-- start --

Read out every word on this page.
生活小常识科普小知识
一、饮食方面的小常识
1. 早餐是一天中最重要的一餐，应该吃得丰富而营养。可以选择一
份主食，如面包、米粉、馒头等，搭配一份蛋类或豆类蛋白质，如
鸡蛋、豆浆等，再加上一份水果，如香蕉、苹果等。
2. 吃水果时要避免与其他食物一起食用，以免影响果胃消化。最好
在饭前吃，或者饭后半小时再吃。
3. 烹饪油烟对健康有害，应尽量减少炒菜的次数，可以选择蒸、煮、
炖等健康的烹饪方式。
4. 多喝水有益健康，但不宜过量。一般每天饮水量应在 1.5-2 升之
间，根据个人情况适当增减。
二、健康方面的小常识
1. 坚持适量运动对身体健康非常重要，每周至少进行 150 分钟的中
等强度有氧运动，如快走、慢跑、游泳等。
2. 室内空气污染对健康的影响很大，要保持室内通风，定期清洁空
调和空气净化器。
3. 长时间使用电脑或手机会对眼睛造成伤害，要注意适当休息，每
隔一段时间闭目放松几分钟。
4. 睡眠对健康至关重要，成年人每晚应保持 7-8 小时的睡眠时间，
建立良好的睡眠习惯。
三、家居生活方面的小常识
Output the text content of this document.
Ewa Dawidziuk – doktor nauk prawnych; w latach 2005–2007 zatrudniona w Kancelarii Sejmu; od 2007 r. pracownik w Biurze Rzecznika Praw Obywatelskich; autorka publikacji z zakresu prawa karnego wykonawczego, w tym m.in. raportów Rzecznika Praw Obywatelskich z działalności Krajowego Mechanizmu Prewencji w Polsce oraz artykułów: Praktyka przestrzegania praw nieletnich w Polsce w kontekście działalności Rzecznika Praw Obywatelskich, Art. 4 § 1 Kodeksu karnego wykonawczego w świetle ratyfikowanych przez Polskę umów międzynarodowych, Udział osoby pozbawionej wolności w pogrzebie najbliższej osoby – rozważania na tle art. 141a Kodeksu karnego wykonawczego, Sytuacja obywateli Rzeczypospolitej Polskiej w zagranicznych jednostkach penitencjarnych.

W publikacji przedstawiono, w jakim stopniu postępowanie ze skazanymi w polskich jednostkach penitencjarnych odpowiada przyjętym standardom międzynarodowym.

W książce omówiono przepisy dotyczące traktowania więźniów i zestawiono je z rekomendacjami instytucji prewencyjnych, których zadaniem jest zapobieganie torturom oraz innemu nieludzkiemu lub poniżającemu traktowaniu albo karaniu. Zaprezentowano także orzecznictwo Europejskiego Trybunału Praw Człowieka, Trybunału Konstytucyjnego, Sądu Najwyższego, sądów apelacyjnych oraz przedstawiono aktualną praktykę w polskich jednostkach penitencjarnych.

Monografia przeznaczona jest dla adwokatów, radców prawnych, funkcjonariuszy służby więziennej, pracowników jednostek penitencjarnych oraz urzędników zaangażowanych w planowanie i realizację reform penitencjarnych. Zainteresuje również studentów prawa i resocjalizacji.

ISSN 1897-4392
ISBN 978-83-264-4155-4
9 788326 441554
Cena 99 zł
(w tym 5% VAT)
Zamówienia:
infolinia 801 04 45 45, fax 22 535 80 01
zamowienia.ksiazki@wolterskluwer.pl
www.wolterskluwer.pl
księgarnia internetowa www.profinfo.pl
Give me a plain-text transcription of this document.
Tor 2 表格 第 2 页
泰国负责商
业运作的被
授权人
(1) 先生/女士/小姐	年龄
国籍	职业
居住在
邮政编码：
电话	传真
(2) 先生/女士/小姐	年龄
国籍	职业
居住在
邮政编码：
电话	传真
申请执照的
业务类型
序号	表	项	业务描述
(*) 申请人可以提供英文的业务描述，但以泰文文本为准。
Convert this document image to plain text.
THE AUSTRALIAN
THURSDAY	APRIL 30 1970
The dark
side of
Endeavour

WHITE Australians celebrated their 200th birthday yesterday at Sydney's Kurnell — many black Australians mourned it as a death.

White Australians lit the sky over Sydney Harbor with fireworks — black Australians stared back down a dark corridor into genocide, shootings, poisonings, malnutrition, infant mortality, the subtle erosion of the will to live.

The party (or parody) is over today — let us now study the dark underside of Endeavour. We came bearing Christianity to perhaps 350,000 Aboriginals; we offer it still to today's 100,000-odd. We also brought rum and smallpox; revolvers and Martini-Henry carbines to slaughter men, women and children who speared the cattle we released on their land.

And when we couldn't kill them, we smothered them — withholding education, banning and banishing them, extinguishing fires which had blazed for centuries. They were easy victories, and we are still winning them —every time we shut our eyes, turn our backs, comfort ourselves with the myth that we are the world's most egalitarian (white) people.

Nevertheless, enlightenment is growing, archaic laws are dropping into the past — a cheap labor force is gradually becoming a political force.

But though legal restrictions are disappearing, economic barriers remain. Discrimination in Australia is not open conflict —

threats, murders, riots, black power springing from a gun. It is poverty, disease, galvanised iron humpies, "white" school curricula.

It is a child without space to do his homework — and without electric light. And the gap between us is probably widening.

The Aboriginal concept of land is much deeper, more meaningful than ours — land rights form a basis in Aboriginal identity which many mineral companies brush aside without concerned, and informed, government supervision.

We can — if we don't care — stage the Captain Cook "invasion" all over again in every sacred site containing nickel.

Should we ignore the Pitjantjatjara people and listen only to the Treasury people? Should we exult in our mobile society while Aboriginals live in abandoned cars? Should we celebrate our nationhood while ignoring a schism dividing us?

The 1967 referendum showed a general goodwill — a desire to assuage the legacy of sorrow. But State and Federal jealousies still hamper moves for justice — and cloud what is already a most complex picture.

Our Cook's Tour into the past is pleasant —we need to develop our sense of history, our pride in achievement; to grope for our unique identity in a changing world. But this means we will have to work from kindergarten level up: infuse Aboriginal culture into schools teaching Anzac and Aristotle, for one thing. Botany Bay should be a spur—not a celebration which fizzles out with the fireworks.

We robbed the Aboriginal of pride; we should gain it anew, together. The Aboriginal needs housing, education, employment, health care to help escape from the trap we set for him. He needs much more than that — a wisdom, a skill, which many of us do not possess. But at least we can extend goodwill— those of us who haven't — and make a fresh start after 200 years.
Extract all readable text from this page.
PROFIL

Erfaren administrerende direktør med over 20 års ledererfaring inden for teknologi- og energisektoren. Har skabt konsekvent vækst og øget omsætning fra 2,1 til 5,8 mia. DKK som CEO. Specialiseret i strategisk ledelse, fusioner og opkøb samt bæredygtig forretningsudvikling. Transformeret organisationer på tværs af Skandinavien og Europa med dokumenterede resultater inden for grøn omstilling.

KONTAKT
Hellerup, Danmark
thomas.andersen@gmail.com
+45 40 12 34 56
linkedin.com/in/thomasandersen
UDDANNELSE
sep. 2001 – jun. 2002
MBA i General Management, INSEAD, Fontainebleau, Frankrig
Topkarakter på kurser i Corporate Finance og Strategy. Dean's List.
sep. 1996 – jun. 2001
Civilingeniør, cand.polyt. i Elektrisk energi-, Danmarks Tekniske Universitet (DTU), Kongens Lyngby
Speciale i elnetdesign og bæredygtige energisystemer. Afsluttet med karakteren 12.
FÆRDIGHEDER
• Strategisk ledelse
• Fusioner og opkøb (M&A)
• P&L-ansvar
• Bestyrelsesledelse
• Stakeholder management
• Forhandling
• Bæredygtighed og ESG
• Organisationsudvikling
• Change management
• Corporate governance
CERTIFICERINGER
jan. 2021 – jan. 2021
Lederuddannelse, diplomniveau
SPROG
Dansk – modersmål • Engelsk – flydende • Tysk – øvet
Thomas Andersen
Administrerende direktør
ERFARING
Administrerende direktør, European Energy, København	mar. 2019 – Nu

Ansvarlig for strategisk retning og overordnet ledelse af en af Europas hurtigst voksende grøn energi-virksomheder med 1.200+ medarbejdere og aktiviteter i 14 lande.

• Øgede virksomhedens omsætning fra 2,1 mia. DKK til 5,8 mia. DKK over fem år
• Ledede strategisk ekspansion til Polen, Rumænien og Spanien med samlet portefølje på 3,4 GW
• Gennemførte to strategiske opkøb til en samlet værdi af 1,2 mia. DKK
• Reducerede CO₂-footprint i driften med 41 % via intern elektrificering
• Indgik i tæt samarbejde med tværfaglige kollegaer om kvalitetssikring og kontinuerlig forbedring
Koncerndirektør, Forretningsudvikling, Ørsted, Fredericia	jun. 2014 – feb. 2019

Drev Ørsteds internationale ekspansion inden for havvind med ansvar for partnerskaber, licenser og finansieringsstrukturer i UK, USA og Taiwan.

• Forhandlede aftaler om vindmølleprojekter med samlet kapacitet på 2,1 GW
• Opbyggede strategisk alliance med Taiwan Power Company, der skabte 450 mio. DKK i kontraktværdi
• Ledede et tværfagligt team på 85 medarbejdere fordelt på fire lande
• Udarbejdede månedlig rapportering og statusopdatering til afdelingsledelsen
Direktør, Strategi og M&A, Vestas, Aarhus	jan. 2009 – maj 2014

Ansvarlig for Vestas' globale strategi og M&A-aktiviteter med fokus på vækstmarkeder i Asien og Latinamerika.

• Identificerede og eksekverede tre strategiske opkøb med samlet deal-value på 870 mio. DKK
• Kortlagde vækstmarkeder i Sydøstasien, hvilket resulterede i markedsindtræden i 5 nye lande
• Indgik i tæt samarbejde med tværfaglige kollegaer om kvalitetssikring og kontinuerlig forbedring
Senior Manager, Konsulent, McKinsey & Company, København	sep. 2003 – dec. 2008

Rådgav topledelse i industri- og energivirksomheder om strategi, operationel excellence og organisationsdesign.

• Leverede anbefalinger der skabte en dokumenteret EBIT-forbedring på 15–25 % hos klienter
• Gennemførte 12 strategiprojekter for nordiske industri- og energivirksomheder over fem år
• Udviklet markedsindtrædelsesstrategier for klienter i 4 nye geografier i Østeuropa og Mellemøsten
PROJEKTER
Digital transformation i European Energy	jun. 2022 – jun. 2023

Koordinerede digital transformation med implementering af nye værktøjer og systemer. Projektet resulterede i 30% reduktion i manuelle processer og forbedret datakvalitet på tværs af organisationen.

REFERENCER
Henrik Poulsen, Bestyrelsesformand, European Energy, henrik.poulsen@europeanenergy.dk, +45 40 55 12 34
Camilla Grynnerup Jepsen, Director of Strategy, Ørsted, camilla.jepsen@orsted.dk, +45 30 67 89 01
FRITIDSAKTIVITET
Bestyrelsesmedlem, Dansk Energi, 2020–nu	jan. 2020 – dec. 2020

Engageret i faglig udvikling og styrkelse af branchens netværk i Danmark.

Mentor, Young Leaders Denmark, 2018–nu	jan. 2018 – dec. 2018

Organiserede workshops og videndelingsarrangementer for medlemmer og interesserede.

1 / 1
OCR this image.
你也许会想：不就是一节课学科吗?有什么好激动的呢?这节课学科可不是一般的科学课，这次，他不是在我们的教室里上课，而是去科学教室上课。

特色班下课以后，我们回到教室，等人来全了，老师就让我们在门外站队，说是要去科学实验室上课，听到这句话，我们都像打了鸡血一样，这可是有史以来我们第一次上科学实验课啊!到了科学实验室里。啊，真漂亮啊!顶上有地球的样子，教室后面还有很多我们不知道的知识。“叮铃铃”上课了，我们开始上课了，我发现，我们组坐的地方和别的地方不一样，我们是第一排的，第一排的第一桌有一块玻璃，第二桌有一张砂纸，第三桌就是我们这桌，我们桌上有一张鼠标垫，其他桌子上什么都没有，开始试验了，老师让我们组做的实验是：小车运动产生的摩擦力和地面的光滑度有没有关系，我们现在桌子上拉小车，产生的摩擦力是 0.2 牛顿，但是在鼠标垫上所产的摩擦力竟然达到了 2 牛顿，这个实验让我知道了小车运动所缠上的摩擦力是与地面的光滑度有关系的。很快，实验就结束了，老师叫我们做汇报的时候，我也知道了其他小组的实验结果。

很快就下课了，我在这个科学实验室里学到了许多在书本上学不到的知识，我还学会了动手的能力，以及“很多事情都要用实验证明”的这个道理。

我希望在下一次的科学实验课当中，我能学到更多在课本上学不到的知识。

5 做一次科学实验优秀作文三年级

-- end --

_Problem to work on_
Repeat, with no changes, each line from the one with "OCR this image." to the end of the listing, including both ends and nothing else.

_Task answer_
OCR this image.
你也许会想：不就是一节课学科吗?有什么好激动的呢?这节课学科可不是一般的科学课，这次，他不是在我们的教室里上课，而是去科学教室上课。

特色班下课以后，我们回到教室，等人来全了，老师就让我们在门外站队，说是要去科学实验室上课，听到这句话，我们都像打了鸡血一样，这可是有史以来我们第一次上科学实验课啊!到了科学实验室里。啊，真漂亮啊!顶上有地球的样子，教室后面还有很多我们不知道的知识。“叮铃铃”上课了，我们开始上课了，我发现，我们组坐的地方和别的地方不一样，我们是第一排的，第一排的第一桌有一块玻璃，第二桌有一张砂纸，第三桌就是我们这桌，我们桌上有一张鼠标垫，其他桌子上什么都没有，开始试验了，老师让我们组做的实验是：小车运动产生的摩擦力和地面的光滑度有没有关系，我们现在桌子上拉小车，产生的摩擦力是 0.2 牛顿，但是在鼠标垫上所产的摩擦力竟然达到了 2 牛顿，这个实验让我知道了小车运动所缠上的摩擦力是与地面的光滑度有关系的。很快，实验就结束了，老师叫我们做汇报的时候，我也知道了其他小组的实验结果。

很快就下课了，我在这个科学实验室里学到了许多在书本上学不到的知识，我还学会了动手的能力，以及“很多事情都要用实验证明”的这个道理。

我希望在下一次的科学实验课当中，我能学到更多在课本上学不到的知识。

5 做一次科学实验优秀作文三年级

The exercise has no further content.